#### Task to carry out
Update the lines of the material between the one holding "Text: Contains HM" and the one holding "Bar — [122, 148, 146, 390]", inclusive, by changing "DEVONSHIRE ROAD" to "DEVONSHIRE AVENUE". Return only those lines, with everything else left unchanged.

#### Available data
▬▬▬
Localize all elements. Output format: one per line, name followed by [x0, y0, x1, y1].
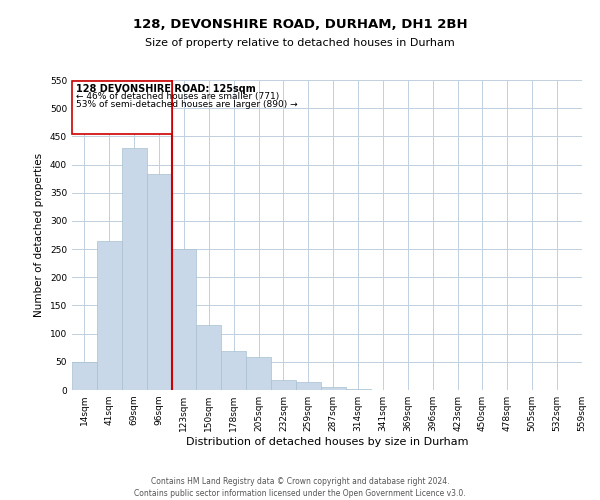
Text: Contains HM Land Registry data © Crown copyright and database right 2024.: Contains HM Land Registry data © Crown c… — [151, 478, 449, 486]
Bar — [97, 240, 122, 390]
Bar — [146, 174, 172, 390]
Bar — [72, 362, 97, 390]
Text: ← 46% of detached houses are smaller (771): ← 46% of detached houses are smaller (77… — [76, 92, 279, 102]
Bar — [271, 380, 296, 390]
Bar — [321, 386, 346, 390]
Bar — [296, 382, 321, 390]
Bar — [246, 358, 271, 390]
Text: 128, DEVONSHIRE ROAD, DURHAM, DH1 2BH: 128, DEVONSHIRE ROAD, DURHAM, DH1 2BH — [133, 18, 467, 30]
Text: 128 DEVONSHIRE ROAD: 125sqm: 128 DEVONSHIRE ROAD: 125sqm — [76, 84, 256, 94]
Text: Contains public sector information licensed under the Open Government Licence v3: Contains public sector information licen… — [134, 489, 466, 498]
Bar — [122, 148, 146, 390]
Text: 53% of semi-detached houses are larger (890) →: 53% of semi-detached houses are larger (… — [76, 100, 298, 110]
Bar — [221, 350, 246, 390]
Bar — [196, 325, 221, 390]
Bar — [172, 249, 196, 390]
FancyBboxPatch shape — [72, 81, 172, 134]
Y-axis label: Number of detached properties: Number of detached properties — [34, 153, 44, 317]
Text: Size of property relative to detached houses in Durham: Size of property relative to detached ho… — [145, 38, 455, 48]
X-axis label: Distribution of detached houses by size in Durham: Distribution of detached houses by size … — [186, 437, 468, 447]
▬▬▬
#### Answer below
Text: Contains HM Land Registry data © Crown copyright and database right 2024.: Contains HM Land Registry data © Crown c… — [151, 478, 449, 486]
Bar — [97, 240, 122, 390]
Bar — [146, 174, 172, 390]
Bar — [72, 362, 97, 390]
Text: ← 46% of detached houses are smaller (771): ← 46% of detached houses are smaller (77… — [76, 92, 279, 102]
Bar — [271, 380, 296, 390]
Bar — [321, 386, 346, 390]
Bar — [296, 382, 321, 390]
Bar — [246, 358, 271, 390]
Text: 128, DEVONSHIRE AVENUE, DURHAM, DH1 2BH: 128, DEVONSHIRE AVENUE, DURHAM, DH1 2BH — [133, 18, 467, 30]
Text: 128 DEVONSHIRE AVENUE: 125sqm: 128 DEVONSHIRE AVENUE: 125sqm — [76, 84, 256, 94]
Text: Contains public sector information licensed under the Open Government Licence v3: Contains public sector information licen… — [134, 489, 466, 498]
Bar — [122, 148, 146, 390]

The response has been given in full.